### What needs to be done:
Report how many lines include the word "this", and nothing besides that number.

### Input data:
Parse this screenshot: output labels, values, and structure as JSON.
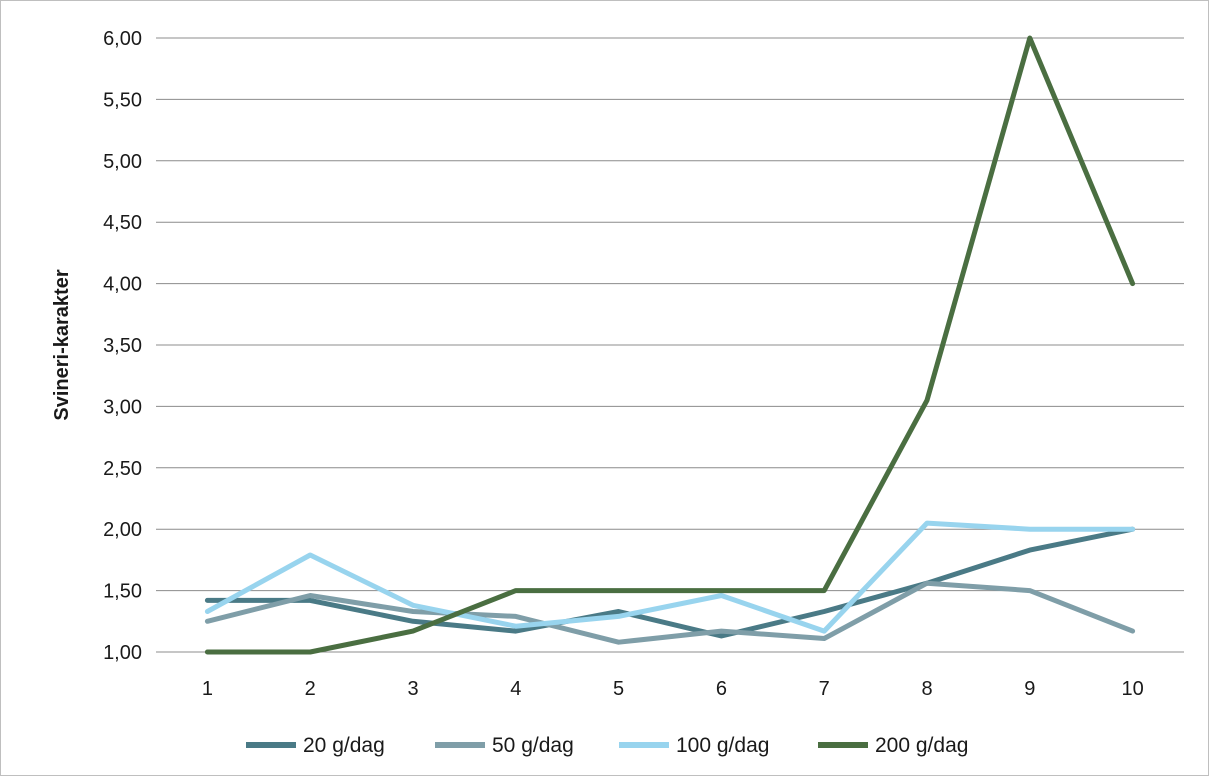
{
  "chart_data": {
    "type": "line",
    "title": "",
    "xlabel": "",
    "ylabel": "Svineri-karakter",
    "x": [
      1,
      2,
      3,
      4,
      5,
      6,
      7,
      8,
      9,
      10
    ],
    "ylim": [
      1.0,
      6.0
    ],
    "yticks": [
      "1,00",
      "1,50",
      "2,00",
      "2,50",
      "3,00",
      "3,50",
      "4,00",
      "4,50",
      "5,00",
      "5,50",
      "6,00"
    ],
    "grid": true,
    "legend": "bottom",
    "series": [
      {
        "name": "20 g/dag",
        "color": "#4a7a86",
        "values": [
          1.42,
          1.42,
          1.25,
          1.17,
          1.33,
          1.13,
          1.33,
          1.56,
          1.83,
          2.0
        ]
      },
      {
        "name": "50 g/dag",
        "color": "#7f9ea8",
        "values": [
          1.25,
          1.46,
          1.33,
          1.29,
          1.08,
          1.17,
          1.11,
          1.56,
          1.5,
          1.17
        ]
      },
      {
        "name": "100 g/dag",
        "color": "#98d4ee",
        "values": [
          1.33,
          1.79,
          1.38,
          1.21,
          1.29,
          1.46,
          1.17,
          2.05,
          2.0,
          2.0
        ]
      },
      {
        "name": "200 g/dag",
        "color": "#4a6e41",
        "values": [
          1.0,
          1.0,
          1.17,
          1.5,
          1.5,
          1.5,
          1.5,
          3.05,
          6.0,
          4.0
        ]
      }
    ]
  }
}
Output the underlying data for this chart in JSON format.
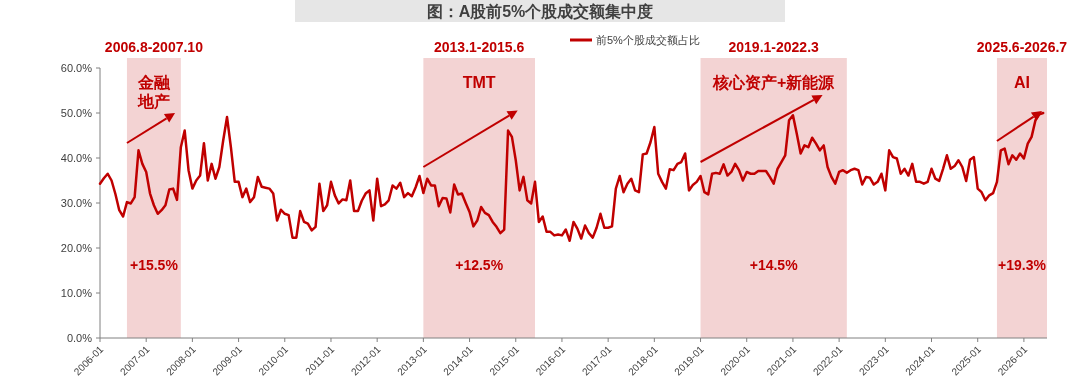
{
  "chart_data": {
    "type": "line",
    "title": "图：A股前5%个股成交额集中度",
    "legend": "top",
    "grid": false,
    "xlim": [
      "2006-01",
      "2026-07"
    ],
    "xticks": [
      "2006-01",
      "2007-01",
      "2008-01",
      "2009-01",
      "2010-01",
      "2011-01",
      "2012-01",
      "2013-01",
      "2014-01",
      "2015-01",
      "2016-01",
      "2017-01",
      "2018-01",
      "2019-01",
      "2020-01",
      "2021-01",
      "2022-01",
      "2023-01",
      "2024-01",
      "2025-01",
      "2026-01"
    ],
    "ylim": [
      0,
      60
    ],
    "yticks": [
      {
        "value": 0,
        "label": "0.0%"
      },
      {
        "value": 10,
        "label": "10.0%"
      },
      {
        "value": 20,
        "label": "20.0%"
      },
      {
        "value": 30,
        "label": "30.0%"
      },
      {
        "value": 40,
        "label": "40.0%"
      },
      {
        "value": 50,
        "label": "50.0%"
      },
      {
        "value": 60,
        "label": "60.0%"
      }
    ],
    "x": [
      "2006-01",
      "2006-02",
      "2006-03",
      "2006-04",
      "2006-05",
      "2006-06",
      "2006-07",
      "2006-08",
      "2006-09",
      "2006-10",
      "2006-11",
      "2006-12",
      "2007-01",
      "2007-02",
      "2007-03",
      "2007-04",
      "2007-05",
      "2007-06",
      "2007-07",
      "2007-08",
      "2007-09",
      "2007-10",
      "2007-11",
      "2007-12",
      "2008-01",
      "2008-02",
      "2008-03",
      "2008-04",
      "2008-05",
      "2008-06",
      "2008-07",
      "2008-08",
      "2008-09",
      "2008-10",
      "2008-11",
      "2008-12",
      "2009-01",
      "2009-02",
      "2009-03",
      "2009-04",
      "2009-05",
      "2009-06",
      "2009-07",
      "2009-08",
      "2009-09",
      "2009-10",
      "2009-11",
      "2009-12",
      "2010-01",
      "2010-02",
      "2010-03",
      "2010-04",
      "2010-05",
      "2010-06",
      "2010-07",
      "2010-08",
      "2010-09",
      "2010-10",
      "2010-11",
      "2010-12",
      "2011-01",
      "2011-02",
      "2011-03",
      "2011-04",
      "2011-05",
      "2011-06",
      "2011-07",
      "2011-08",
      "2011-09",
      "2011-10",
      "2011-11",
      "2011-12",
      "2012-01",
      "2012-02",
      "2012-03",
      "2012-04",
      "2012-05",
      "2012-06",
      "2012-07",
      "2012-08",
      "2012-09",
      "2012-10",
      "2012-11",
      "2012-12",
      "2013-01",
      "2013-02",
      "2013-03",
      "2013-04",
      "2013-05",
      "2013-06",
      "2013-07",
      "2013-08",
      "2013-09",
      "2013-10",
      "2013-11",
      "2013-12",
      "2014-01",
      "2014-02",
      "2014-03",
      "2014-04",
      "2014-05",
      "2014-06",
      "2014-07",
      "2014-08",
      "2014-09",
      "2014-10",
      "2014-11",
      "2014-12",
      "2015-01",
      "2015-02",
      "2015-03",
      "2015-04",
      "2015-05",
      "2015-06",
      "2015-07",
      "2015-08",
      "2015-09",
      "2015-10",
      "2015-11",
      "2015-12",
      "2016-01",
      "2016-02",
      "2016-03",
      "2016-04",
      "2016-05",
      "2016-06",
      "2016-07",
      "2016-08",
      "2016-09",
      "2016-10",
      "2016-11",
      "2016-12",
      "2017-01",
      "2017-02",
      "2017-03",
      "2017-04",
      "2017-05",
      "2017-06",
      "2017-07",
      "2017-08",
      "2017-09",
      "2017-10",
      "2017-11",
      "2017-12",
      "2018-01",
      "2018-02",
      "2018-03",
      "2018-04",
      "2018-05",
      "2018-06",
      "2018-07",
      "2018-08",
      "2018-09",
      "2018-10",
      "2018-11",
      "2018-12",
      "2019-01",
      "2019-02",
      "2019-03",
      "2019-04",
      "2019-05",
      "2019-06",
      "2019-07",
      "2019-08",
      "2019-09",
      "2019-10",
      "2019-11",
      "2019-12",
      "2020-01",
      "2020-02",
      "2020-03",
      "2020-04",
      "2020-05",
      "2020-06",
      "2020-07",
      "2020-08",
      "2020-09",
      "2020-10",
      "2020-11",
      "2020-12",
      "2021-01",
      "2021-02",
      "2021-03",
      "2021-04",
      "2021-05",
      "2021-06",
      "2021-07",
      "2021-08",
      "2021-09",
      "2021-10",
      "2021-11",
      "2021-12",
      "2022-01",
      "2022-02",
      "2022-03",
      "2022-04",
      "2022-05",
      "2022-06",
      "2022-07",
      "2022-08",
      "2022-09",
      "2022-10",
      "2022-11",
      "2022-12",
      "2023-01",
      "2023-02",
      "2023-03",
      "2023-04",
      "2023-05",
      "2023-06",
      "2023-07",
      "2023-08",
      "2023-09",
      "2023-10",
      "2023-11",
      "2023-12",
      "2024-01",
      "2024-02",
      "2024-03",
      "2024-04",
      "2024-05",
      "2024-06",
      "2024-07",
      "2024-08",
      "2024-09",
      "2024-10",
      "2024-11",
      "2024-12",
      "2025-01",
      "2025-02",
      "2025-03",
      "2025-04",
      "2025-05",
      "2025-06",
      "2025-07",
      "2025-08",
      "2025-09",
      "2025-10",
      "2025-11",
      "2025-12",
      "2026-01",
      "2026-02",
      "2026-03",
      "2026-04",
      "2026-05",
      "2026-06"
    ],
    "series": [
      {
        "name": "前5%个股成交额占比",
        "color": "#c00000",
        "values": [
          34.3,
          35.5,
          36.5,
          35.0,
          32.0,
          28.4,
          27.0,
          30.2,
          29.9,
          31.3,
          41.7,
          38.7,
          36.9,
          32.1,
          29.5,
          27.6,
          28.4,
          29.5,
          33.0,
          33.2,
          30.7,
          42.4,
          46.1,
          37.3,
          33.2,
          35.0,
          36.1,
          43.3,
          35.0,
          38.7,
          35.4,
          38.0,
          43.9,
          49.1,
          42.4,
          34.7,
          34.7,
          31.3,
          33.2,
          30.2,
          31.3,
          35.8,
          33.6,
          33.4,
          33.2,
          32.1,
          26.1,
          28.5,
          27.6,
          27.3,
          22.3,
          22.3,
          28.2,
          25.8,
          25.4,
          23.9,
          24.7,
          34.3,
          28.2,
          29.5,
          34.7,
          31.7,
          29.9,
          30.8,
          30.6,
          35.0,
          28.2,
          28.2,
          30.5,
          32.1,
          32.8,
          26.1,
          35.4,
          29.3,
          29.7,
          30.6,
          33.9,
          33.2,
          34.5,
          31.3,
          32.2,
          31.5,
          33.5,
          36.0,
          32.2,
          35.4,
          33.9,
          33.9,
          29.3,
          31.1,
          31.0,
          27.9,
          34.1,
          31.9,
          32.1,
          30.0,
          28.0,
          24.8,
          26.1,
          29.1,
          27.8,
          27.3,
          25.8,
          24.7,
          23.3,
          24.1,
          46.1,
          44.7,
          39.5,
          32.8,
          35.8,
          30.6,
          29.9,
          34.7,
          25.8,
          27.0,
          23.6,
          23.6,
          22.8,
          23.0,
          22.8,
          24.1,
          21.6,
          25.8,
          24.3,
          22.1,
          25.0,
          23.3,
          22.3,
          24.5,
          27.6,
          24.5,
          24.5,
          24.8,
          33.2,
          36.0,
          32.4,
          34.3,
          35.4,
          32.8,
          32.4,
          40.8,
          41.0,
          43.5,
          46.9,
          36.5,
          34.7,
          33.2,
          37.5,
          37.3,
          38.7,
          39.1,
          41.0,
          32.8,
          34.0,
          34.7,
          36.0,
          32.4,
          31.9,
          36.5,
          36.7,
          36.5,
          38.6,
          36.1,
          36.9,
          38.7,
          37.3,
          35.0,
          36.9,
          36.5,
          36.5,
          37.1,
          37.1,
          37.1,
          35.8,
          34.3,
          37.6,
          39.1,
          40.6,
          48.4,
          49.5,
          45.4,
          41.0,
          42.8,
          42.4,
          44.5,
          43.2,
          41.7,
          42.8,
          38.0,
          35.8,
          34.3,
          36.9,
          37.3,
          36.7,
          37.3,
          37.6,
          37.3,
          34.1,
          35.8,
          35.6,
          34.1,
          34.7,
          36.5,
          32.8,
          41.7,
          40.2,
          39.9,
          36.5,
          37.6,
          36.1,
          38.7,
          34.7,
          34.7,
          34.3,
          34.7,
          37.6,
          35.4,
          34.9,
          37.6,
          40.6,
          37.6,
          38.2,
          39.5,
          38.0,
          34.9,
          39.6,
          40.2,
          33.2,
          32.4,
          30.6,
          31.7,
          32.2,
          34.7,
          41.7,
          42.1,
          38.6,
          40.6,
          39.6,
          41.0,
          39.9,
          43.2,
          44.7,
          48.4,
          49.7,
          50.0
        ]
      }
    ],
    "bands": [
      {
        "axis": "x",
        "from": "2006-08",
        "to": "2007-10",
        "label": "2006.8-2007.10",
        "color": "#f3d3d3"
      },
      {
        "axis": "x",
        "from": "2013-01",
        "to": "2015-06",
        "label": "2013.1-2015.6",
        "color": "#f3d3d3"
      },
      {
        "axis": "x",
        "from": "2019-01",
        "to": "2022-03",
        "label": "2019.1-2022.3",
        "color": "#f3d3d3"
      },
      {
        "axis": "x",
        "from": "2025-06",
        "to": "2026-07",
        "label": "2025.6-2026.7",
        "color": "#f3d3d3"
      }
    ],
    "annotations": [
      "金融地产",
      "+15.5%",
      "TMT",
      "+12.5%",
      "核心资产+新能源",
      "+14.5%",
      "AI",
      "+19.3%"
    ]
  }
}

### Response:
2